- [EXERCISE AIM]: Find the lines with the string "note" and return them.

- [SUPPLIED DATA]:
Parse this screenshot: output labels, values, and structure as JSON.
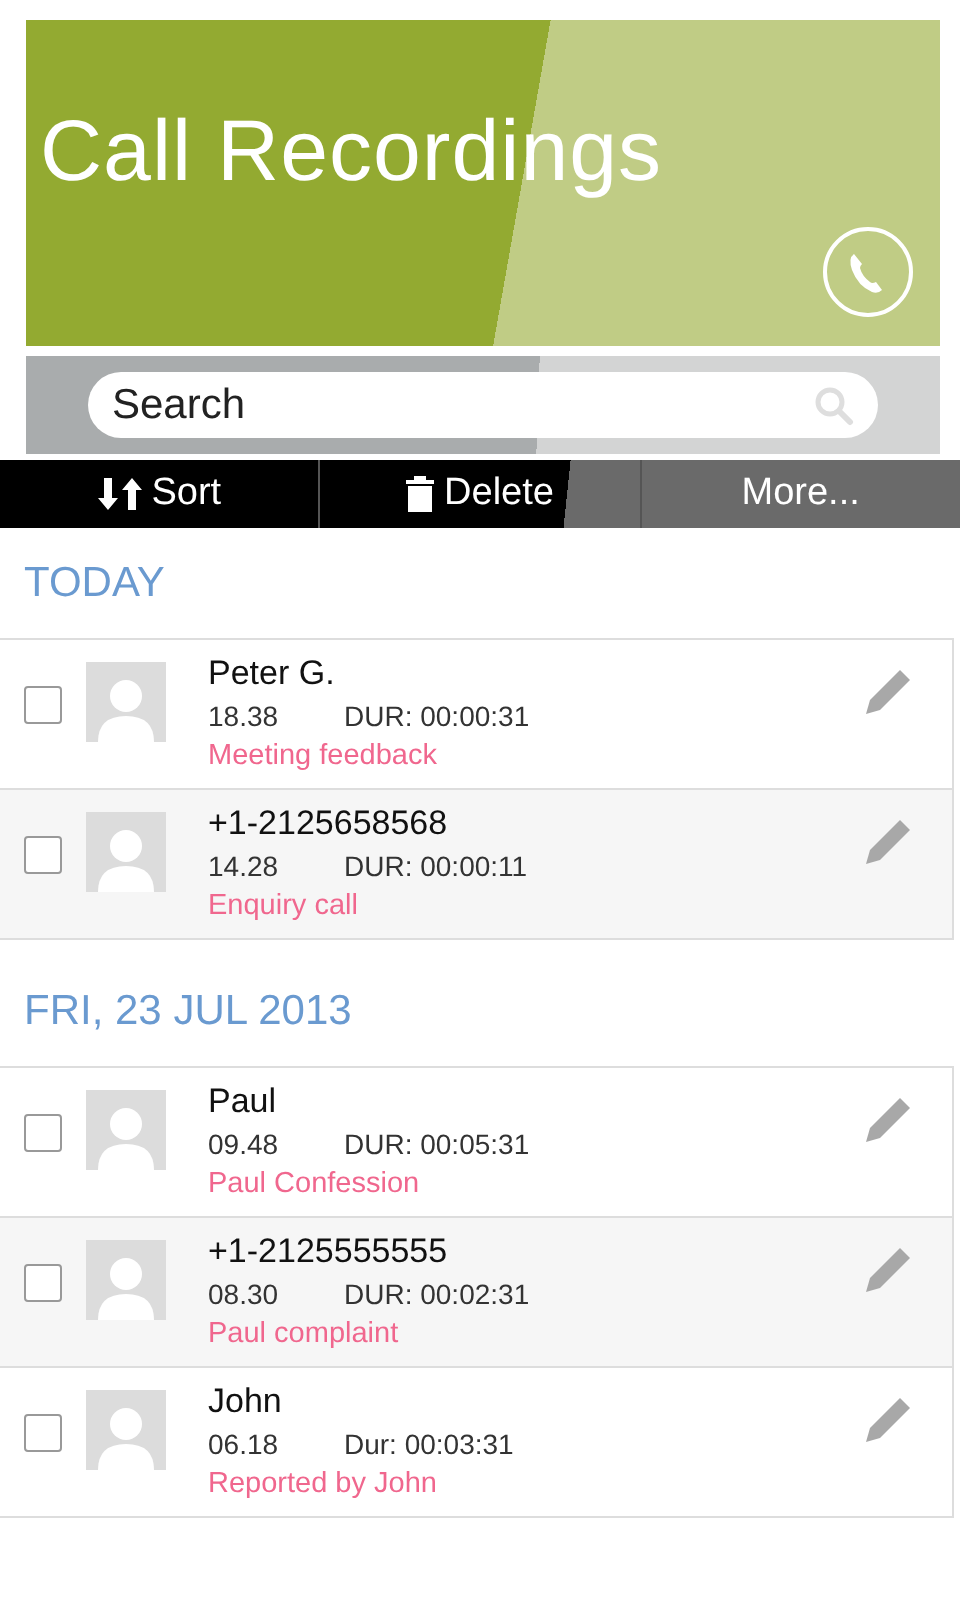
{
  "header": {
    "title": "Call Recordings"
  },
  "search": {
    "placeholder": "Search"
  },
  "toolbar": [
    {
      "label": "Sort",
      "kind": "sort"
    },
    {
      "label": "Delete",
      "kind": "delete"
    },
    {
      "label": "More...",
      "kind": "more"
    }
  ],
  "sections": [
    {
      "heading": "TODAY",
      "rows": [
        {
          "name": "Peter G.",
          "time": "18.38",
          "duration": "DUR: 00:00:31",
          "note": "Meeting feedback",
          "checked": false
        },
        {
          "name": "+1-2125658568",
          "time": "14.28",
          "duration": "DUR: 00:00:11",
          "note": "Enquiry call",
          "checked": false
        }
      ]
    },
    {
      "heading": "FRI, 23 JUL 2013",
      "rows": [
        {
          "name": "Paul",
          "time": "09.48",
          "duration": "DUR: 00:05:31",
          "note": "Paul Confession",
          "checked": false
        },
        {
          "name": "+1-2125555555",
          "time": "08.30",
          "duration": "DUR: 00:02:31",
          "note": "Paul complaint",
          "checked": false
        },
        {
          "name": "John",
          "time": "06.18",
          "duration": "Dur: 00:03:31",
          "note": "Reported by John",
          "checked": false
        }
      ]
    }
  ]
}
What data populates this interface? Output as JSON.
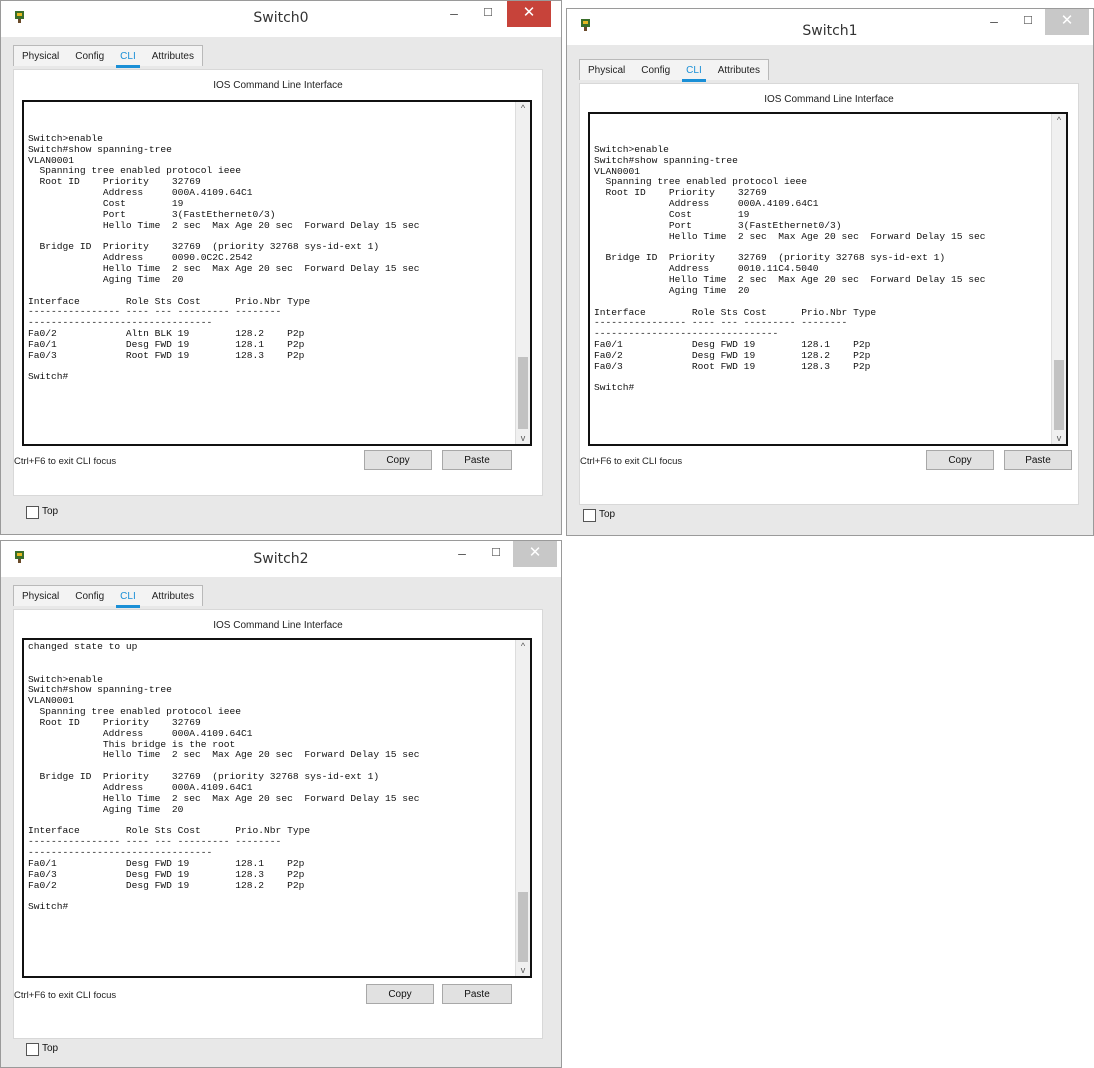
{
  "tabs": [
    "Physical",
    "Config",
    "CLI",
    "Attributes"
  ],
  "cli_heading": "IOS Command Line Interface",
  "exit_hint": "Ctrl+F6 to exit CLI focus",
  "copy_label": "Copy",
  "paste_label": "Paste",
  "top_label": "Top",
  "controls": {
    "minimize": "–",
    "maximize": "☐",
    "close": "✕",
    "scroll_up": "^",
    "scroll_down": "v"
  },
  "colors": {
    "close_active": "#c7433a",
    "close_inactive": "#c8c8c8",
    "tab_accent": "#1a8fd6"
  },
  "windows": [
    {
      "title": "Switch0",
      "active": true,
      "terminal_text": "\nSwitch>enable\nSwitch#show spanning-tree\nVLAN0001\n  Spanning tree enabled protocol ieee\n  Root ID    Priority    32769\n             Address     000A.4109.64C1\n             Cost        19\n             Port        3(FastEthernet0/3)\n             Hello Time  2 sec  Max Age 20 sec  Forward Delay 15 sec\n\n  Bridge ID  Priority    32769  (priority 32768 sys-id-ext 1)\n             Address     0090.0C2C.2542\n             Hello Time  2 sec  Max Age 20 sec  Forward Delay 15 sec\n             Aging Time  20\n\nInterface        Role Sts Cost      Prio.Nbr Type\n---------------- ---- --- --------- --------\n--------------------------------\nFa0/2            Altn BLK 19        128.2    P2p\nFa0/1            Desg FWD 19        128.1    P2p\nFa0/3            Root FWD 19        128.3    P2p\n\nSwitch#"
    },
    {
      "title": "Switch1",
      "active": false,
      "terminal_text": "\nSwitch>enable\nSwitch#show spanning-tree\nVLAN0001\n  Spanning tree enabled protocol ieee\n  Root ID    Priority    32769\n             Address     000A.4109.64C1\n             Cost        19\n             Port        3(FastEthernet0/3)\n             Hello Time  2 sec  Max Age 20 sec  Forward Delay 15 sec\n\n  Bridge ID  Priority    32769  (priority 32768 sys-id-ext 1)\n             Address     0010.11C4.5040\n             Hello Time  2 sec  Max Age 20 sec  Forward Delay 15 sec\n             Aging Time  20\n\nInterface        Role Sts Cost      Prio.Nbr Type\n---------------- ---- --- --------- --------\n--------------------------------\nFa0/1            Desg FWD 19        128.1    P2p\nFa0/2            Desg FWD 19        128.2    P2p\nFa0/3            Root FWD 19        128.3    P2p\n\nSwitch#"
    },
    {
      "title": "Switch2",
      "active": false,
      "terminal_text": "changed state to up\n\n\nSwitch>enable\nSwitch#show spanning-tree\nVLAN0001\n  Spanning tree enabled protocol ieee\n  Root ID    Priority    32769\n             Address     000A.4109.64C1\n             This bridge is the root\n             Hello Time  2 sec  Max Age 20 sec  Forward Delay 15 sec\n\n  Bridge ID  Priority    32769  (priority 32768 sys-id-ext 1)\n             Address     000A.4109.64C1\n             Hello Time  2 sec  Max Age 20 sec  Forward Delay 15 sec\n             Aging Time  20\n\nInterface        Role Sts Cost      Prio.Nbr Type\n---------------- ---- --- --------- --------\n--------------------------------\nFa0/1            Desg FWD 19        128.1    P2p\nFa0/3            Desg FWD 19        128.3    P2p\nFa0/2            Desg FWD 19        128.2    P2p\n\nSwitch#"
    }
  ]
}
* * *
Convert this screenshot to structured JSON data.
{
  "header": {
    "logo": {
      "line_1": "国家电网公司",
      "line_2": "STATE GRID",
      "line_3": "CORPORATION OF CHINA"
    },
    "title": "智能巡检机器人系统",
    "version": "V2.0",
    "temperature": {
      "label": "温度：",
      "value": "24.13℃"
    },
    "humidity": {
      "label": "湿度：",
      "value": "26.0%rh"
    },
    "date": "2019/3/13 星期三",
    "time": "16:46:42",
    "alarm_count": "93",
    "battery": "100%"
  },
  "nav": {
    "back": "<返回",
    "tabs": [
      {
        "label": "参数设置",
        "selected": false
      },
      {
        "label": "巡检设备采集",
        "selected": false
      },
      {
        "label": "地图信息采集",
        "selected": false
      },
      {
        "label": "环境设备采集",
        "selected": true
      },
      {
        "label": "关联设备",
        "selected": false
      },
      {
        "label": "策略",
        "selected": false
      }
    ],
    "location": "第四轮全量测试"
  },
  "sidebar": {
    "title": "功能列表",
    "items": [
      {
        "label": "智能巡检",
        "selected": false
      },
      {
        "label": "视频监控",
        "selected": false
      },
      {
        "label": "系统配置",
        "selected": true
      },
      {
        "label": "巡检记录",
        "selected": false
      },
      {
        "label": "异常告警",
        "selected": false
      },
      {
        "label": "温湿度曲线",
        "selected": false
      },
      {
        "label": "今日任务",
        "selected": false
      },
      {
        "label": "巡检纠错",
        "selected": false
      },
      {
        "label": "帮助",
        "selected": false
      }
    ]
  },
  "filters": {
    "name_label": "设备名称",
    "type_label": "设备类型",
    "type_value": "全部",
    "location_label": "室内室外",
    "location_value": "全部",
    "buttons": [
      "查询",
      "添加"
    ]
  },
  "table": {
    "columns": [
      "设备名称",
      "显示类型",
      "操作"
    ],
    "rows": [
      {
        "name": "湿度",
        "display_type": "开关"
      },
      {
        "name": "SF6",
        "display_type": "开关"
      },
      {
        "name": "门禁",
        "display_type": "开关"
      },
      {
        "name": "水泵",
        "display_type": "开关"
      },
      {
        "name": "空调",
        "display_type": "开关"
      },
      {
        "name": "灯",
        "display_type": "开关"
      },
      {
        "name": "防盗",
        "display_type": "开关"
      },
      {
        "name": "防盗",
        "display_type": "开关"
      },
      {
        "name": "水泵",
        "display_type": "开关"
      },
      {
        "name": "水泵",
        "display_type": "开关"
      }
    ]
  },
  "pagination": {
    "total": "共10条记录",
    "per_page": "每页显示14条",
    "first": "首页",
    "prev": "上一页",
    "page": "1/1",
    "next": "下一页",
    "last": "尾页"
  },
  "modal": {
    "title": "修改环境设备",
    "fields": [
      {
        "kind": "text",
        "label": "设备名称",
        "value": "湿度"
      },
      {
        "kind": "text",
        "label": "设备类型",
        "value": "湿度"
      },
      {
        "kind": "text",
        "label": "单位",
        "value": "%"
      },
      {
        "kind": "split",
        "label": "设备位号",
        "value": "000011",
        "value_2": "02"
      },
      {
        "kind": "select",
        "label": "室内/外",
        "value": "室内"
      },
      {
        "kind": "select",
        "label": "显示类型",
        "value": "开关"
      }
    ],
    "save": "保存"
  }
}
...
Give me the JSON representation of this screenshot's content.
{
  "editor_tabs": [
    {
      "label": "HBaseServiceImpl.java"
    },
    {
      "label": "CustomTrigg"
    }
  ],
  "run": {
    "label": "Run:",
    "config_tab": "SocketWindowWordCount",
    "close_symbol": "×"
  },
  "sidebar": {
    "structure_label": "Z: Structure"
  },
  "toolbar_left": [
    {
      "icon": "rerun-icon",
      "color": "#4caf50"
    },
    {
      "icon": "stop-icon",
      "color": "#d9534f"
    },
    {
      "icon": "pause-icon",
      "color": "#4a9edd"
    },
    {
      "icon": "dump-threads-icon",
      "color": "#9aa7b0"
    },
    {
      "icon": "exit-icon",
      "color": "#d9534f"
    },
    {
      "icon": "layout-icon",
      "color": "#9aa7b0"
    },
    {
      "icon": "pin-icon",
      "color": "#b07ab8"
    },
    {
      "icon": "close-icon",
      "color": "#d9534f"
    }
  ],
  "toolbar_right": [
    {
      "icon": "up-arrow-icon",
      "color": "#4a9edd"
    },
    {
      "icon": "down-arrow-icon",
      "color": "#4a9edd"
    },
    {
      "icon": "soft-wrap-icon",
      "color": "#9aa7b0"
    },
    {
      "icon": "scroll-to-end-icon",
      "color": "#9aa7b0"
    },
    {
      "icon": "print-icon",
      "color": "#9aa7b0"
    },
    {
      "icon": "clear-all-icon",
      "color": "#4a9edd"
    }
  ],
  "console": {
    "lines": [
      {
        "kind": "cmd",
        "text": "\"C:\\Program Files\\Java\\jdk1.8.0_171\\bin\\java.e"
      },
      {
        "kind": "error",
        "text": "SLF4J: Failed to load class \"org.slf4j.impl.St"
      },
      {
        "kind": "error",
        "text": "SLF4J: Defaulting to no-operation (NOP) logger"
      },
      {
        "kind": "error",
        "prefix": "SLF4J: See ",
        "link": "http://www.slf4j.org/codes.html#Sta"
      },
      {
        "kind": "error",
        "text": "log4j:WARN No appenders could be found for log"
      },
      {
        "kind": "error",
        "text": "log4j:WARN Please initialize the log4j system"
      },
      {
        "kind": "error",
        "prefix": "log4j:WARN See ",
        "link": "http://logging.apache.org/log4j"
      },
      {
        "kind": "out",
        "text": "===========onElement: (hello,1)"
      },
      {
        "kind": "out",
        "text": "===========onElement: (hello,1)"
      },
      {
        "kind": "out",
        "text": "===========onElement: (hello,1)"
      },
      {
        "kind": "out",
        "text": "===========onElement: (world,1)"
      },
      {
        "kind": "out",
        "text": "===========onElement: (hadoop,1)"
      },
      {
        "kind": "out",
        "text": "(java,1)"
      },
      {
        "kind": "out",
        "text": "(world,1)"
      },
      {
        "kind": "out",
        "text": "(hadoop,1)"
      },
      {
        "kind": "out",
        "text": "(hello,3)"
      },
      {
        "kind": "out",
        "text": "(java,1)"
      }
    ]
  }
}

- [FULL OUTPUT]:
          "note": "Meeting feedback",
          "note": "Enquiry call",
          "note": "Paul Confession",
          "note": "Paul complaint",
          "note": "Reported by John",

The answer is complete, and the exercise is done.